→ **Set exercise**
Copy the listing below in full and skip every picture.

— Start of Material shown —

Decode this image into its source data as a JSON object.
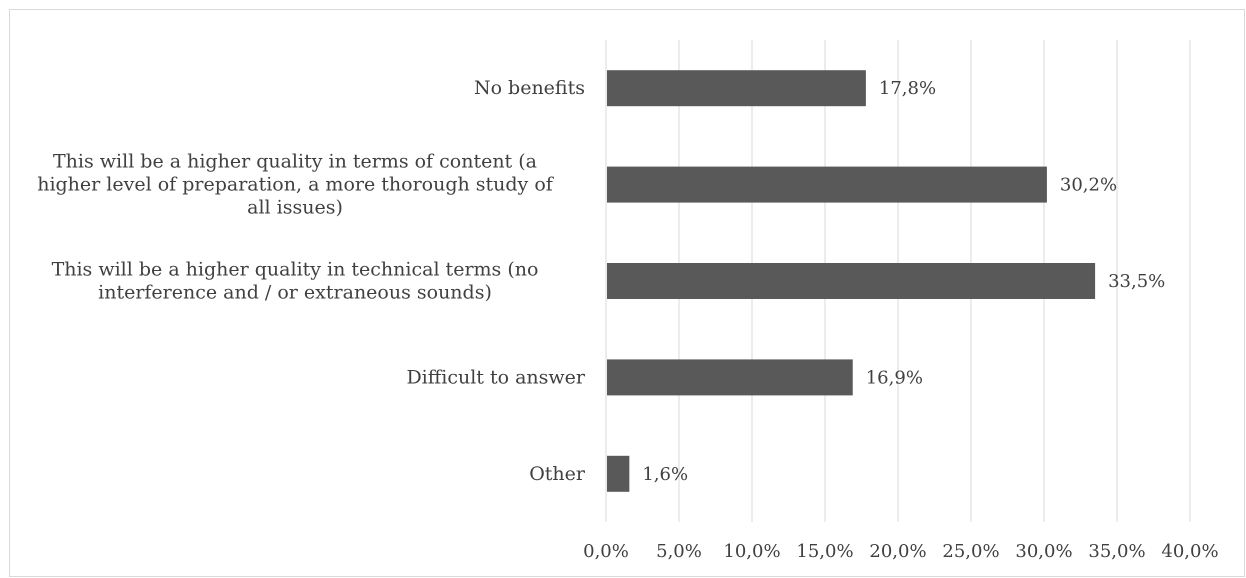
{
  "chart_data": {
    "type": "bar",
    "orientation": "horizontal",
    "categories": [
      [
        "No benefits"
      ],
      [
        "This will be a higher quality in terms of content (a",
        "higher level of preparation, a more thorough study of",
        "all issues)"
      ],
      [
        "This will be a higher quality in technical terms (no",
        "interference and / or extraneous sounds)"
      ],
      [
        "Difficult to answer"
      ],
      [
        "Other"
      ]
    ],
    "values": [
      17.8,
      30.2,
      33.5,
      16.9,
      1.6
    ],
    "data_labels": [
      "17,8%",
      "30,2%",
      "33,5%",
      "16,9%",
      "1,6%"
    ],
    "xlim": [
      0,
      40
    ],
    "x_ticks": [
      0,
      5,
      10,
      15,
      20,
      25,
      30,
      35,
      40
    ],
    "x_tick_labels": [
      "0,0%",
      "5,0%",
      "10,0%",
      "15,0%",
      "20,0%",
      "25,0%",
      "30,0%",
      "35,0%",
      "40,0%"
    ],
    "grid": "vertical",
    "legend": "none",
    "bar_color": "#595959",
    "grid_color": "#d9d9d9",
    "text_color": "#404040"
  }
}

— End of Material shown —

→ **Exercise answer**
Decode this image into its source data as a JSON object.
{
  "chart_data": {
    "type": "bar",
    "orientation": "horizontal",
    "categories": [
      [
        "No benefits"
      ],
      [
        "This will be a higher quality in terms of content (a",
        "higher level of preparation, a more thorough study of",
        "all issues)"
      ],
      [
        "This will be a higher quality in technical terms (no",
        "interference and / or extraneous sounds)"
      ],
      [
        "Difficult to answer"
      ],
      [
        "Other"
      ]
    ],
    "values": [
      17.8,
      30.2,
      33.5,
      16.9,
      1.6
    ],
    "data_labels": [
      "17,8%",
      "30,2%",
      "33,5%",
      "16,9%",
      "1,6%"
    ],
    "xlim": [
      0,
      40
    ],
    "x_ticks": [
      0,
      5,
      10,
      15,
      20,
      25,
      30,
      35,
      40
    ],
    "x_tick_labels": [
      "0,0%",
      "5,0%",
      "10,0%",
      "15,0%",
      "20,0%",
      "25,0%",
      "30,0%",
      "35,0%",
      "40,0%"
    ],
    "grid": "vertical",
    "legend": "none",
    "bar_color": "#595959",
    "grid_color": "#d9d9d9",
    "text_color": "#404040"
  }
}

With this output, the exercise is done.